**Provided material**

####################

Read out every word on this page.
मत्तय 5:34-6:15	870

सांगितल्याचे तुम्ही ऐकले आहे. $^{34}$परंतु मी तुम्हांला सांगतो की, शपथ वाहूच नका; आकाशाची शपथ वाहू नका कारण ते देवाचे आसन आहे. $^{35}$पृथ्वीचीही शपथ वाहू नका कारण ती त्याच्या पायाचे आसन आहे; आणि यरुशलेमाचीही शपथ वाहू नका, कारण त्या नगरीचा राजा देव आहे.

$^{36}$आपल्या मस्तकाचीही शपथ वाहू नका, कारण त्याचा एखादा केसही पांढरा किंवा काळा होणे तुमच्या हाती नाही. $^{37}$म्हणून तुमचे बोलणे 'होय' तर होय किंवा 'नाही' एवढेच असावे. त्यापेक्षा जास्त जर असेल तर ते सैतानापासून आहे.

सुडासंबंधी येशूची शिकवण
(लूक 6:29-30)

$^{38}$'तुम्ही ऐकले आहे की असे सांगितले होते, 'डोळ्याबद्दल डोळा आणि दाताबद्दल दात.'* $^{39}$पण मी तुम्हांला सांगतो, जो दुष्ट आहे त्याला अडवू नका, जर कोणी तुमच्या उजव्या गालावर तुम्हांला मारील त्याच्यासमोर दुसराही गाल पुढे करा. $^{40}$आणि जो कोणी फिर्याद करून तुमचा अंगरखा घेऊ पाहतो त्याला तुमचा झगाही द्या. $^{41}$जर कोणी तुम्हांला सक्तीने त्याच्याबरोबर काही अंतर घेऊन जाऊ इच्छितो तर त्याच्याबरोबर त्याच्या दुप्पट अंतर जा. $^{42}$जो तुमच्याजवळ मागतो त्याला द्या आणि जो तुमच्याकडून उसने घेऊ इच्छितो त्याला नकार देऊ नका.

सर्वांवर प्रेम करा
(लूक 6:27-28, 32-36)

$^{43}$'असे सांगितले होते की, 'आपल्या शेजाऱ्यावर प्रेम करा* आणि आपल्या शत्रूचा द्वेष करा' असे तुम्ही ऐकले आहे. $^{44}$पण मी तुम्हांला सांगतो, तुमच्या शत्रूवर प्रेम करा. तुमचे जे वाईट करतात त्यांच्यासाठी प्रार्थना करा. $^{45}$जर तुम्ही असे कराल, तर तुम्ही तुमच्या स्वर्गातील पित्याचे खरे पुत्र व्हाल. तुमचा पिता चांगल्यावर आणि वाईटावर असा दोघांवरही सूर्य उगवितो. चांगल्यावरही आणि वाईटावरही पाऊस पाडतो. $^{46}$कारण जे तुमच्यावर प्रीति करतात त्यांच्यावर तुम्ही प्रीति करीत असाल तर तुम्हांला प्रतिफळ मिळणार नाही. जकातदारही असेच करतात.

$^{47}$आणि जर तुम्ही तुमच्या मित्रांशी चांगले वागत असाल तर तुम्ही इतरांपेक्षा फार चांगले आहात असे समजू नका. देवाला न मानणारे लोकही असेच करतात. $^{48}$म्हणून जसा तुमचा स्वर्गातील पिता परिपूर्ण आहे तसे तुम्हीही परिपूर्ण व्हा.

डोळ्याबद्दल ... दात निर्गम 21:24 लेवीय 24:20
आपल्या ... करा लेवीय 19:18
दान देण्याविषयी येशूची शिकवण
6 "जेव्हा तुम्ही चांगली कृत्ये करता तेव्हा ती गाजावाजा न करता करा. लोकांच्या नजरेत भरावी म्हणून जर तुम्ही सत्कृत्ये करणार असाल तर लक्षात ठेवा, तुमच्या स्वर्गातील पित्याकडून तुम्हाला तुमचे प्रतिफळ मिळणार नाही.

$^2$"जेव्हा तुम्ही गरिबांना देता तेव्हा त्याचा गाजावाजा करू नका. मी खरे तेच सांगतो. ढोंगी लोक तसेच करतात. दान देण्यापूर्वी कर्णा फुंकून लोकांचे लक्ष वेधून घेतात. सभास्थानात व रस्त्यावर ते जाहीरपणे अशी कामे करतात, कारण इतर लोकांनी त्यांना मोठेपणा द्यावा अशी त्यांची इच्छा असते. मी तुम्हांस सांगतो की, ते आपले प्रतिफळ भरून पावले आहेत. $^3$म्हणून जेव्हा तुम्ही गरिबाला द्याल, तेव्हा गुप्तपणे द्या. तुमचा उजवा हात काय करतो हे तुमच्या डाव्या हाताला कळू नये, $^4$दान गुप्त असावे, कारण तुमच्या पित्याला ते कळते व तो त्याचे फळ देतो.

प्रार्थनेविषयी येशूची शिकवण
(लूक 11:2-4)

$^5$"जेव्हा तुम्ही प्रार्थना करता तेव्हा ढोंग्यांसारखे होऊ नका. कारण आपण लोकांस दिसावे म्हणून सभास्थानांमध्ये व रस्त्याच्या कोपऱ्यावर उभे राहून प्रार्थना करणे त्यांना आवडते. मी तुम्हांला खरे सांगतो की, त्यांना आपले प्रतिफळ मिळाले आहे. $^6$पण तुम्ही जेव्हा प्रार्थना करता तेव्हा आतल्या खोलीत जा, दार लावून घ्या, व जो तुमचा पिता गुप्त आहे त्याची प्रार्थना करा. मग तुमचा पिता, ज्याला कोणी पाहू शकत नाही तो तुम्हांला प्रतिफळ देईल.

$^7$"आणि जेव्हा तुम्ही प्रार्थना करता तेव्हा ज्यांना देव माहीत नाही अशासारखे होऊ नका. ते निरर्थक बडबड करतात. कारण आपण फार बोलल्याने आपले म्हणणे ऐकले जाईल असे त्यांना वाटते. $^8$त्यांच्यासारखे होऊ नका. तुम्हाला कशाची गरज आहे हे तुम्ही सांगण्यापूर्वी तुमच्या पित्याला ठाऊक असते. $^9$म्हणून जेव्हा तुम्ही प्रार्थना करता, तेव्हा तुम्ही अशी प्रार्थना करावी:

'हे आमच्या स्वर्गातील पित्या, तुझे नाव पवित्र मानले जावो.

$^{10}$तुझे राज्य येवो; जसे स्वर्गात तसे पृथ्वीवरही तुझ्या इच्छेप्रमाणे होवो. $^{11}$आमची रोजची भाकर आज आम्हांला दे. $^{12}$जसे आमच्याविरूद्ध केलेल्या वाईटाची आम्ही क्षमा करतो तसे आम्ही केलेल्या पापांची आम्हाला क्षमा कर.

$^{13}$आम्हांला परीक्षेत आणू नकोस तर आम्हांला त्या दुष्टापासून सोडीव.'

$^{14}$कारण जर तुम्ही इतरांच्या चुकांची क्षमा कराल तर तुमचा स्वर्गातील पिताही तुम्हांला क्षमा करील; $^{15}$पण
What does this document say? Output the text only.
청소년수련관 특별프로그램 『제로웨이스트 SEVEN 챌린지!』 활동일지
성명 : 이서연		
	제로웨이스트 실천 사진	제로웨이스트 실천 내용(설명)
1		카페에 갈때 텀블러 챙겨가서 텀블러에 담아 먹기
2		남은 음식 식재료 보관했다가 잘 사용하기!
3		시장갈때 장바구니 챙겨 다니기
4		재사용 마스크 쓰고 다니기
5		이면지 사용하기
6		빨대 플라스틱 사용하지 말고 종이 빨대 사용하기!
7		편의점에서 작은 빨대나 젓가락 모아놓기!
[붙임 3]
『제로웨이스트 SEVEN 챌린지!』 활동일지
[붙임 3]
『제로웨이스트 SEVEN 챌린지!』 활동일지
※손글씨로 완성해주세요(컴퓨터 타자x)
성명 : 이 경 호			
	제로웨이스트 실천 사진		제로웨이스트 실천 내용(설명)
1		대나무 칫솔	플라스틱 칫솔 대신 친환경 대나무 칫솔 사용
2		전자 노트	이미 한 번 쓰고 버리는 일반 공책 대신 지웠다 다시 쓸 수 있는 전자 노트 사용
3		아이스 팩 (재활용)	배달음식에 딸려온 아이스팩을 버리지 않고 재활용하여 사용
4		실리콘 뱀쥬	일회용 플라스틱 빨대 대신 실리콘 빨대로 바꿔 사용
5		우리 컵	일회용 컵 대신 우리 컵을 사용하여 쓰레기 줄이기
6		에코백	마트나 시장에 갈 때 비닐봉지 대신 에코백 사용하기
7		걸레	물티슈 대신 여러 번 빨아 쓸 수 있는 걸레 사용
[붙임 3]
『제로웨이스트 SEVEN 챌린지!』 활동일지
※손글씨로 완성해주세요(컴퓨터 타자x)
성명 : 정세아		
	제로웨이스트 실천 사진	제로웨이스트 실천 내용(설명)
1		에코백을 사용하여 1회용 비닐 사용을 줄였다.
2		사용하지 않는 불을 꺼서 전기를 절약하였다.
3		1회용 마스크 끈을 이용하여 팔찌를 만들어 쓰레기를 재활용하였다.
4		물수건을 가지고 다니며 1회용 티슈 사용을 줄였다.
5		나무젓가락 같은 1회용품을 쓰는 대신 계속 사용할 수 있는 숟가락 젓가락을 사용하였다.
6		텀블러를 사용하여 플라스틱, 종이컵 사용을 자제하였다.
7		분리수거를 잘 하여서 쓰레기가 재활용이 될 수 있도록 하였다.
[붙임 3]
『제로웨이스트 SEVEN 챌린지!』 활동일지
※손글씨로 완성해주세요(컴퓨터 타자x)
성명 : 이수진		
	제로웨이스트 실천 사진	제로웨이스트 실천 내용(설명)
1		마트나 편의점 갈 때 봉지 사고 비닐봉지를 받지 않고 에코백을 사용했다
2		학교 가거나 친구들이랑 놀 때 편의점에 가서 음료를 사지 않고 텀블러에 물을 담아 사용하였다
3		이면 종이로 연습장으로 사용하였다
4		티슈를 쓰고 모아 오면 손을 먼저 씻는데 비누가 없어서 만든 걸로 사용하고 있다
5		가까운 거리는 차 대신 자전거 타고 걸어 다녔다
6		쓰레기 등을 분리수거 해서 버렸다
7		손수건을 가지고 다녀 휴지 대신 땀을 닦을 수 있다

####################

**Aim of the task**
Starting at the line that contains "What does this", output each remaining line of the listing, the last line included, exactly as it appears.

**Complete response**
What does this document say? Output the text only.
청소년수련관 특별프로그램 『제로웨이스트 SEVEN 챌린지!』 활동일지
성명 : 이서연		
	제로웨이스트 실천 사진	제로웨이스트 실천 내용(설명)
1		카페에 갈때 텀블러 챙겨가서 텀블러에 담아 먹기
2		남은 음식 식재료 보관했다가 잘 사용하기!
3		시장갈때 장바구니 챙겨 다니기
4		재사용 마스크 쓰고 다니기
5		이면지 사용하기
6		빨대 플라스틱 사용하지 말고 종이 빨대 사용하기!
7		편의점에서 작은 빨대나 젓가락 모아놓기!
[붙임 3]
『제로웨이스트 SEVEN 챌린지!』 활동일지
[붙임 3]
『제로웨이스트 SEVEN 챌린지!』 활동일지
※손글씨로 완성해주세요(컴퓨터 타자x)
성명 : 이 경 호			
	제로웨이스트 실천 사진		제로웨이스트 실천 내용(설명)
1		대나무 칫솔	플라스틱 칫솔 대신 친환경 대나무 칫솔 사용
2		전자 노트	이미 한 번 쓰고 버리는 일반 공책 대신 지웠다 다시 쓸 수 있는 전자 노트 사용
3		아이스 팩 (재활용)	배달음식에 딸려온 아이스팩을 버리지 않고 재활용하여 사용
4		실리콘 뱀쥬	일회용 플라스틱 빨대 대신 실리콘 빨대로 바꿔 사용
5		우리 컵	일회용 컵 대신 우리 컵을 사용하여 쓰레기 줄이기
6		에코백	마트나 시장에 갈 때 비닐봉지 대신 에코백 사용하기
7		걸레	물티슈 대신 여러 번 빨아 쓸 수 있는 걸레 사용
[붙임 3]
『제로웨이스트 SEVEN 챌린지!』 활동일지
※손글씨로 완성해주세요(컴퓨터 타자x)
성명 : 정세아		
	제로웨이스트 실천 사진	제로웨이스트 실천 내용(설명)
1		에코백을 사용하여 1회용 비닐 사용을 줄였다.
2		사용하지 않는 불을 꺼서 전기를 절약하였다.
3		1회용 마스크 끈을 이용하여 팔찌를 만들어 쓰레기를 재활용하였다.
4		물수건을 가지고 다니며 1회용 티슈 사용을 줄였다.
5		나무젓가락 같은 1회용품을 쓰는 대신 계속 사용할 수 있는 숟가락 젓가락을 사용하였다.
6		텀블러를 사용하여 플라스틱, 종이컵 사용을 자제하였다.
7		분리수거를 잘 하여서 쓰레기가 재활용이 될 수 있도록 하였다.
[붙임 3]
『제로웨이스트 SEVEN 챌린지!』 활동일지
※손글씨로 완성해주세요(컴퓨터 타자x)
성명 : 이수진		
	제로웨이스트 실천 사진	제로웨이스트 실천 내용(설명)
1		마트나 편의점 갈 때 봉지 사고 비닐봉지를 받지 않고 에코백을 사용했다
2		학교 가거나 친구들이랑 놀 때 편의점에 가서 음료를 사지 않고 텀블러에 물을 담아 사용하였다
3		이면 종이로 연습장으로 사용하였다
4		티슈를 쓰고 모아 오면 손을 먼저 씻는데 비누가 없어서 만든 걸로 사용하고 있다
5		가까운 거리는 차 대신 자전거 타고 걸어 다녔다
6		쓰레기 등을 분리수거 해서 버렸다
7		손수건을 가지고 다녀 휴지 대신 땀을 닦을 수 있다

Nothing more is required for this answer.